━━━━━ EXTRACTED ENTRIES

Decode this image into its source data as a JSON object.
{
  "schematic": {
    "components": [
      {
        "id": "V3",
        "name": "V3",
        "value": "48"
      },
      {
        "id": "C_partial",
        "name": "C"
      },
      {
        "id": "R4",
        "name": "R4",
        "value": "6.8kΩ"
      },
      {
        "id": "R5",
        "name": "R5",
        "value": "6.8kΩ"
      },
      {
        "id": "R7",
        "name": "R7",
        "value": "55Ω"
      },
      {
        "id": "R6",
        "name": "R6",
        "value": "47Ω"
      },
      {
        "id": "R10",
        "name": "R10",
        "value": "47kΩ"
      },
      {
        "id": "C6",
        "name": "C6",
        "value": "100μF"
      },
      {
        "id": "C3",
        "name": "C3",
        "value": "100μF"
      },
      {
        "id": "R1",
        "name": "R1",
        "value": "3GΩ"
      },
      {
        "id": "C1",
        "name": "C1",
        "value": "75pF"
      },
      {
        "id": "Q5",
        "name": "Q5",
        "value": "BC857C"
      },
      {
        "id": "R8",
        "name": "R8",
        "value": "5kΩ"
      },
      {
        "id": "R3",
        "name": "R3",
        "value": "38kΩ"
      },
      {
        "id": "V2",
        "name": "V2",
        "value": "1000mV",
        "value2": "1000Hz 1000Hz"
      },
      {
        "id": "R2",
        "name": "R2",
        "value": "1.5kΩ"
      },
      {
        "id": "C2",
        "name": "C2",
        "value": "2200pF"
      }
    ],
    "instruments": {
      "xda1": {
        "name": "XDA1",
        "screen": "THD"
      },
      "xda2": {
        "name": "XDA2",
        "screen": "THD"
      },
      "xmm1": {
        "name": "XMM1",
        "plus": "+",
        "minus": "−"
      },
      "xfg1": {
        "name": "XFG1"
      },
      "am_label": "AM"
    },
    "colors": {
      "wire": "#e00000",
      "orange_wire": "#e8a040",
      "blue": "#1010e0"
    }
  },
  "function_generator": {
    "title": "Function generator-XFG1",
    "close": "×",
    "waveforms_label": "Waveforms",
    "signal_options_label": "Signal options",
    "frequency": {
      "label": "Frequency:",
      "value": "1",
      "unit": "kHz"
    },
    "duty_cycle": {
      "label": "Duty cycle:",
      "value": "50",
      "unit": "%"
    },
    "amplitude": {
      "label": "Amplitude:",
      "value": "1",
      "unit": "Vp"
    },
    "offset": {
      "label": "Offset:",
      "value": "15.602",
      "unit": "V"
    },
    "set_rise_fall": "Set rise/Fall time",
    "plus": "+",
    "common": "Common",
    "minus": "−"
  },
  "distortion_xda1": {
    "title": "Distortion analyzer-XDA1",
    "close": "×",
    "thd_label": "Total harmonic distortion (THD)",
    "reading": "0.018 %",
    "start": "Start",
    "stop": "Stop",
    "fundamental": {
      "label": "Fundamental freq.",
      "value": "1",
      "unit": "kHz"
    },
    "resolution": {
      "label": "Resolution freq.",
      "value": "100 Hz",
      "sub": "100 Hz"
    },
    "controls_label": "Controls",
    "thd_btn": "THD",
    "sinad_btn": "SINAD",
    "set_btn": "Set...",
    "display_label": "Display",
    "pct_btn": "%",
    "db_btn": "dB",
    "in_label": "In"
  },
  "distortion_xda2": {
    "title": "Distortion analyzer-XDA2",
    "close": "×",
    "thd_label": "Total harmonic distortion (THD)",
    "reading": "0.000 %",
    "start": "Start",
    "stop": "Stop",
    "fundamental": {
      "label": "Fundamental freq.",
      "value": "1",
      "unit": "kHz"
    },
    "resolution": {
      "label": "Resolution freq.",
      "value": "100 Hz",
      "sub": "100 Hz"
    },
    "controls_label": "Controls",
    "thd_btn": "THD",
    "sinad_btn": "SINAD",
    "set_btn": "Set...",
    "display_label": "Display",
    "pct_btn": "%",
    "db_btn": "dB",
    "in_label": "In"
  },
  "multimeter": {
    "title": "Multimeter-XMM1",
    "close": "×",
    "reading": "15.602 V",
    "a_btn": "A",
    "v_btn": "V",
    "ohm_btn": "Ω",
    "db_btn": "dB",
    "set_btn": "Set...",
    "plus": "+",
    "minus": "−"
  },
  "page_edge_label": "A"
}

━━━━━━━━━━

* TASK REQUIREMENTS *
Extract all of the data above and output it character for character.

* SOLUTION TO THIS TASK *
Decode this image into its source data as a JSON object.
{
  "schematic": {
    "components": [
      {
        "id": "V3",
        "name": "V3",
        "value": "48"
      },
      {
        "id": "C_partial",
        "name": "C"
      },
      {
        "id": "R4",
        "name": "R4",
        "value": "6.8kΩ"
      },
      {
        "id": "R5",
        "name": "R5",
        "value": "6.8kΩ"
      },
      {
        "id": "R7",
        "name": "R7",
        "value": "55Ω"
      },
      {
        "id": "R6",
        "name": "R6",
        "value": "47Ω"
      },
      {
        "id": "R10",
        "name": "R10",
        "value": "47kΩ"
      },
      {
        "id": "C6",
        "name": "C6",
        "value": "100μF"
      },
      {
        "id": "C3",
        "name": "C3",
        "value": "100μF"
      },
      {
        "id": "R1",
        "name": "R1",
        "value": "3GΩ"
      },
      {
        "id": "C1",
        "name": "C1",
        "value": "75pF"
      },
      {
        "id": "Q5",
        "name": "Q5",
        "value": "BC857C"
      },
      {
        "id": "R8",
        "name": "R8",
        "value": "5kΩ"
      },
      {
        "id": "R3",
        "name": "R3",
        "value": "38kΩ"
      },
      {
        "id": "V2",
        "name": "V2",
        "value": "1000mV",
        "value2": "1000Hz 1000Hz"
      },
      {
        "id": "R2",
        "name": "R2",
        "value": "1.5kΩ"
      },
      {
        "id": "C2",
        "name": "C2",
        "value": "2200pF"
      }
    ],
    "instruments": {
      "xda1": {
        "name": "XDA1",
        "screen": "THD"
      },
      "xda2": {
        "name": "XDA2",
        "screen": "THD"
      },
      "xmm1": {
        "name": "XMM1",
        "plus": "+",
        "minus": "−"
      },
      "xfg1": {
        "name": "XFG1"
      },
      "am_label": "AM"
    },
    "colors": {
      "wire": "#e00000",
      "orange_wire": "#e8a040",
      "blue": "#1010e0"
    }
  },
  "function_generator": {
    "title": "Function generator-XFG1",
    "close": "×",
    "waveforms_label": "Waveforms",
    "signal_options_label": "Signal options",
    "frequency": {
      "label": "Frequency:",
      "value": "1",
      "unit": "kHz"
    },
    "duty_cycle": {
      "label": "Duty cycle:",
      "value": "50",
      "unit": "%"
    },
    "amplitude": {
      "label": "Amplitude:",
      "value": "1",
      "unit": "Vp"
    },
    "offset": {
      "label": "Offset:",
      "value": "15.602",
      "unit": "V"
    },
    "set_rise_fall": "Set rise/Fall time",
    "plus": "+",
    "common": "Common",
    "minus": "−"
  },
  "distortion_xda1": {
    "title": "Distortion analyzer-XDA1",
    "close": "×",
    "thd_label": "Total harmonic distortion (THD)",
    "reading": "0.018 %",
    "start": "Start",
    "stop": "Stop",
    "fundamental": {
      "label": "Fundamental freq.",
      "value": "1",
      "unit": "kHz"
    },
    "resolution": {
      "label": "Resolution freq.",
      "value": "100 Hz",
      "sub": "100 Hz"
    },
    "controls_label": "Controls",
    "thd_btn": "THD",
    "sinad_btn": "SINAD",
    "set_btn": "Set...",
    "display_label": "Display",
    "pct_btn": "%",
    "db_btn": "dB",
    "in_label": "In"
  },
  "distortion_xda2": {
    "title": "Distortion analyzer-XDA2",
    "close": "×",
    "thd_label": "Total harmonic distortion (THD)",
    "reading": "0.000 %",
    "start": "Start",
    "stop": "Stop",
    "fundamental": {
      "label": "Fundamental freq.",
      "value": "1",
      "unit": "kHz"
    },
    "resolution": {
      "label": "Resolution freq.",
      "value": "100 Hz",
      "sub": "100 Hz"
    },
    "controls_label": "Controls",
    "thd_btn": "THD",
    "sinad_btn": "SINAD",
    "set_btn": "Set...",
    "display_label": "Display",
    "pct_btn": "%",
    "db_btn": "dB",
    "in_label": "In"
  },
  "multimeter": {
    "title": "Multimeter-XMM1",
    "close": "×",
    "reading": "15.602 V",
    "a_btn": "A",
    "v_btn": "V",
    "ohm_btn": "Ω",
    "db_btn": "dB",
    "set_btn": "Set...",
    "plus": "+",
    "minus": "−"
  },
  "page_edge_label": "A"
}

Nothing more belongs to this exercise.